— begin —

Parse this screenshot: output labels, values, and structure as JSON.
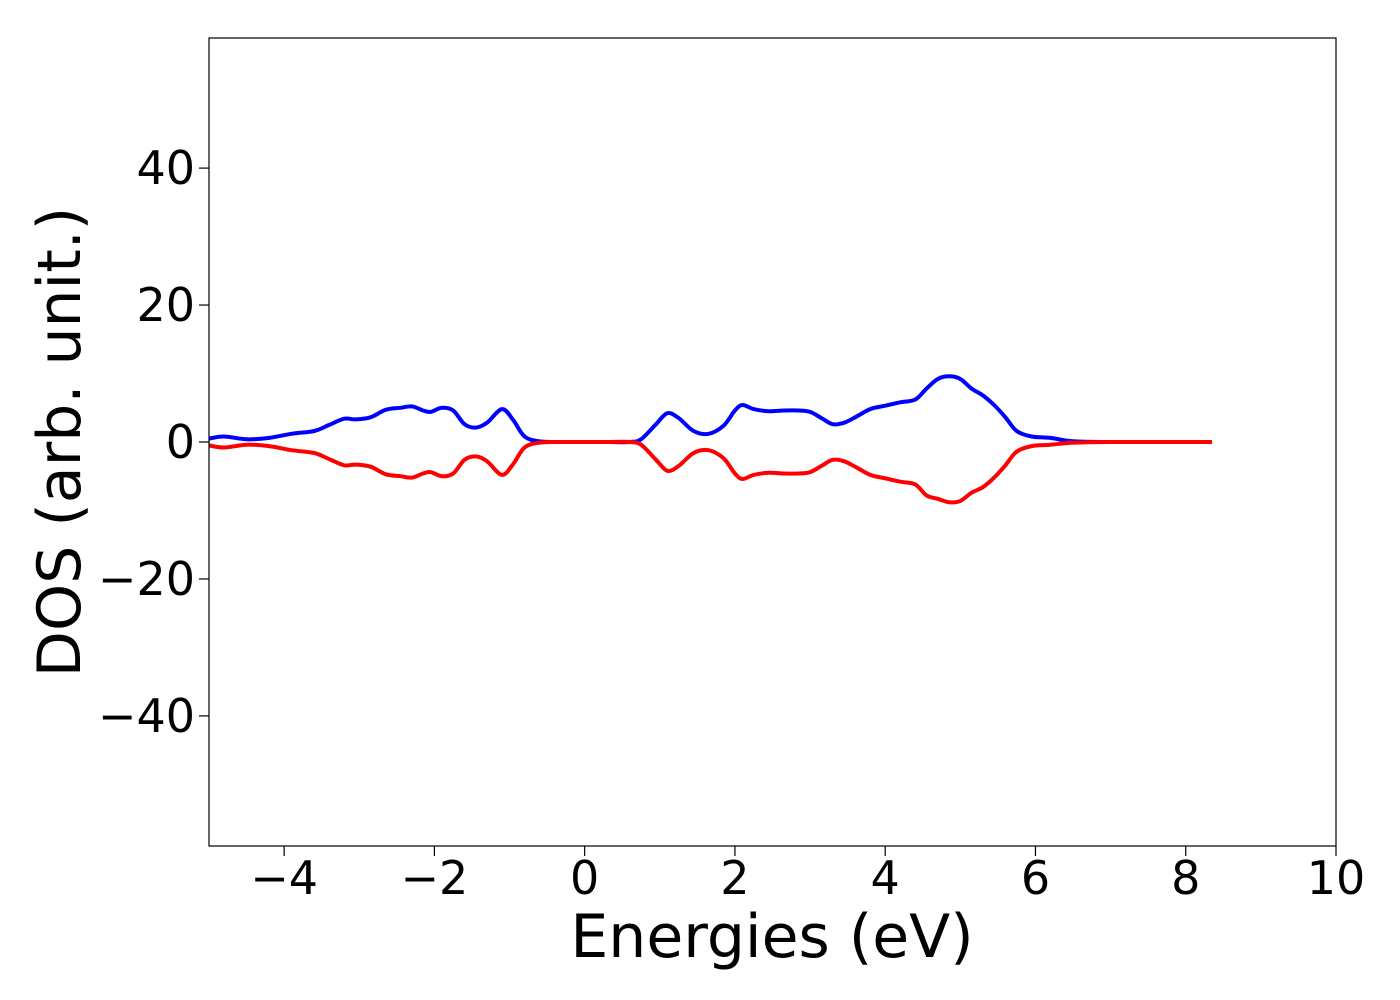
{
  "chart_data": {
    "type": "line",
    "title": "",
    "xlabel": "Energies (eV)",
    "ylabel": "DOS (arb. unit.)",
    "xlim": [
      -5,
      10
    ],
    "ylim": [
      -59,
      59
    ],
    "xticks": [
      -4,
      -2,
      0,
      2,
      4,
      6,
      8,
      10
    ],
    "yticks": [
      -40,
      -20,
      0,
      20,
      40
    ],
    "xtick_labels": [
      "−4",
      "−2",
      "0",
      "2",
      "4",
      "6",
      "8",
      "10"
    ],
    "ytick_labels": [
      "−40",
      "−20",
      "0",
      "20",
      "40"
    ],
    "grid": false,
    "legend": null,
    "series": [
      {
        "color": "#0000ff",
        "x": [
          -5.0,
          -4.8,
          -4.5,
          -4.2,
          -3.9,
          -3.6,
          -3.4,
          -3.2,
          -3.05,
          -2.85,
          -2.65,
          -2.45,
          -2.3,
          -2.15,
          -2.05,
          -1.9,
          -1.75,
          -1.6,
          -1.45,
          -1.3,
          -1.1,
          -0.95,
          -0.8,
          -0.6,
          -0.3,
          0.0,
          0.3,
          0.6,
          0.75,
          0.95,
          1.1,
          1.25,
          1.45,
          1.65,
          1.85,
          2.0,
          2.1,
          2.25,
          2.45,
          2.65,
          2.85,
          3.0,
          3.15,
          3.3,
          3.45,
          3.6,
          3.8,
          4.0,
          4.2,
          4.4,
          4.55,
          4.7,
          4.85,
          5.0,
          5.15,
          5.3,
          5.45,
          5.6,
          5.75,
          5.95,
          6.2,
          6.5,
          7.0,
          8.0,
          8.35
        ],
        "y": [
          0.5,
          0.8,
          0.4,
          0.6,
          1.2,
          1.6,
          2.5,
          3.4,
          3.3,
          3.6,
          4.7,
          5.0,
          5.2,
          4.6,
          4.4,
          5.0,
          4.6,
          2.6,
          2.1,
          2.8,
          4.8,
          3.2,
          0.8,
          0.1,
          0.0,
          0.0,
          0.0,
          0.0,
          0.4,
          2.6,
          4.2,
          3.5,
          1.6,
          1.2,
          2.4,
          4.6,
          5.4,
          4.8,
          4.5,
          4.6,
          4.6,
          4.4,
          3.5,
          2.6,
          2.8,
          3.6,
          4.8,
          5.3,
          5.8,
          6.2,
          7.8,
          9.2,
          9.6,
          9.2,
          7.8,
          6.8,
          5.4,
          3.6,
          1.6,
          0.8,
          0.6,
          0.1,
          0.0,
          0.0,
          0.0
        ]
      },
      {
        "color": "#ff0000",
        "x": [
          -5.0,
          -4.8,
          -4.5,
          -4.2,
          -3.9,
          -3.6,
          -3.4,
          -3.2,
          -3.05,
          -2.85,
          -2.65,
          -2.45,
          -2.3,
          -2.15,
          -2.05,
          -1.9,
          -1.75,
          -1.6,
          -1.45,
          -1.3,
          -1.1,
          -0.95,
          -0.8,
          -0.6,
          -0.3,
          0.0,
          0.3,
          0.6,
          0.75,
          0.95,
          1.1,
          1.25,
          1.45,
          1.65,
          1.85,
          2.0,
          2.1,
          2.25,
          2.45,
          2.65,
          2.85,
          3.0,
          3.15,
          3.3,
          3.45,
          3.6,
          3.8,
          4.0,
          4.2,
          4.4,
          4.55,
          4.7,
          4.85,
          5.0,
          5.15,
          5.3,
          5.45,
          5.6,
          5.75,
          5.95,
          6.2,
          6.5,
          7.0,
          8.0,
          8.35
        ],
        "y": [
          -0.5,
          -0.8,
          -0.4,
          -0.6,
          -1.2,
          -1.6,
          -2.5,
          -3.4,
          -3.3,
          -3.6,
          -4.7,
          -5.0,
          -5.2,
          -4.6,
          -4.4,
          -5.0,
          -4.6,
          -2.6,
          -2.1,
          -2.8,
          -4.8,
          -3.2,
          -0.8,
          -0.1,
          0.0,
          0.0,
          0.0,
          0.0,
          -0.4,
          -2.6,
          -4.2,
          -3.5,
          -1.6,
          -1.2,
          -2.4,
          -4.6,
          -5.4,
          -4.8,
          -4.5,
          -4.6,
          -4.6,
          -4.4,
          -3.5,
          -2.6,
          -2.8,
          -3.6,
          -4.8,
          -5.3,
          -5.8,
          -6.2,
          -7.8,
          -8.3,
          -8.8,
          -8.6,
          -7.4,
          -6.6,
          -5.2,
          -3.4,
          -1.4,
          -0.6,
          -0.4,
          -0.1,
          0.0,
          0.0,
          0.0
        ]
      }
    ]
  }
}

— end —
— begin —

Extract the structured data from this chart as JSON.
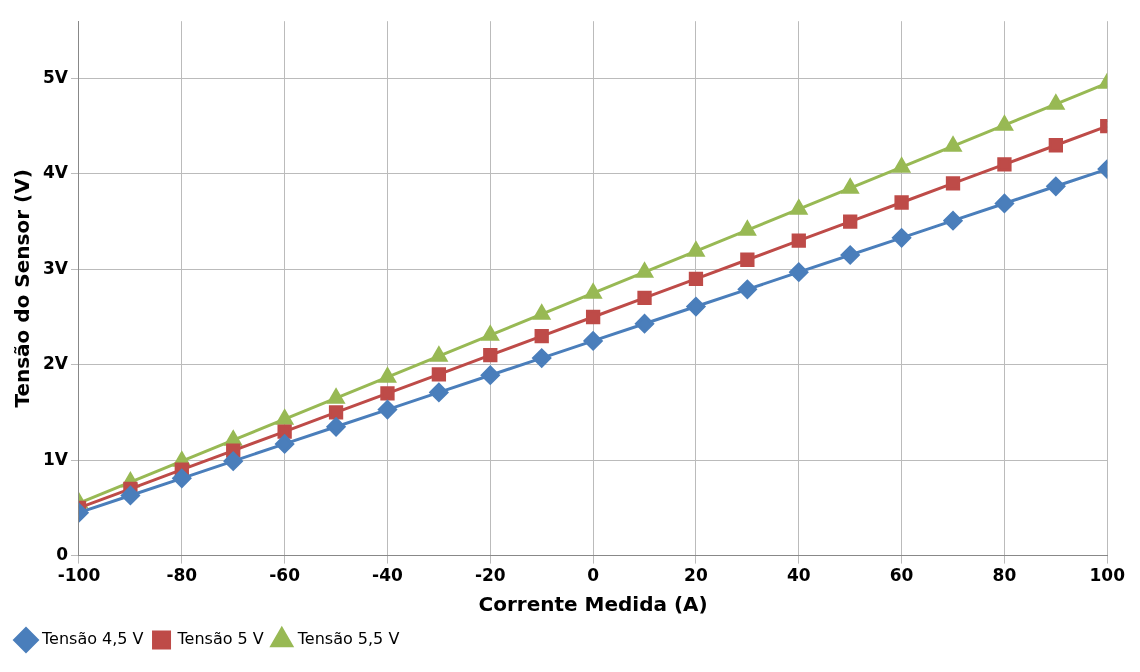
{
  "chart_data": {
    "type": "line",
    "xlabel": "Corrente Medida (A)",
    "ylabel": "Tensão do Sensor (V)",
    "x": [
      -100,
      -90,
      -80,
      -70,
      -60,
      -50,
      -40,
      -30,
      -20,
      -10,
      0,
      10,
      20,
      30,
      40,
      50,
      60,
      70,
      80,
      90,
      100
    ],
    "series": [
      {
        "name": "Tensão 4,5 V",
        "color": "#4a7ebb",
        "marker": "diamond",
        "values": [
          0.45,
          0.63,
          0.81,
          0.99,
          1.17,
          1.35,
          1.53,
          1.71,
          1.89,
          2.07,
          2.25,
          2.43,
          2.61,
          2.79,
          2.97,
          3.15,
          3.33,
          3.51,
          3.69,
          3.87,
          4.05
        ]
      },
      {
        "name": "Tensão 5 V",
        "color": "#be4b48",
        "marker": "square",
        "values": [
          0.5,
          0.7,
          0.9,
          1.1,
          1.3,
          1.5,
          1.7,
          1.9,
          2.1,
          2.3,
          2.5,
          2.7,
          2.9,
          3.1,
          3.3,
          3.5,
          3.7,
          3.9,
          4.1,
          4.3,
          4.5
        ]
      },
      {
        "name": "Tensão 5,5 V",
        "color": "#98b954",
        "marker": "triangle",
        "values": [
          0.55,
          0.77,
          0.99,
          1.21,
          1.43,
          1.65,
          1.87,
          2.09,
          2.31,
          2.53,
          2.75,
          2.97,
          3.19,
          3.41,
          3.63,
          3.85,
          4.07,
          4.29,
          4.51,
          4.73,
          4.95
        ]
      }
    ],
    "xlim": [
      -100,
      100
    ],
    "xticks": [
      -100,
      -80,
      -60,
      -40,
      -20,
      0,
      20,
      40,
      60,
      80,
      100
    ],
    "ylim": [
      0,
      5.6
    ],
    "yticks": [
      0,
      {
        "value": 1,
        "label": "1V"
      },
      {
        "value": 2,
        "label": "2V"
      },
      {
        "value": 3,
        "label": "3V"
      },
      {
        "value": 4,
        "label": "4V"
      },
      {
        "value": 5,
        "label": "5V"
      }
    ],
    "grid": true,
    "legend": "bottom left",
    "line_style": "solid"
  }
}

— end —

## AIM OF THE EXERCISE
From the listing, tally every line with the word "JSON" in it and give only the tally.

## OUTPUT OF THE EXERCISE
2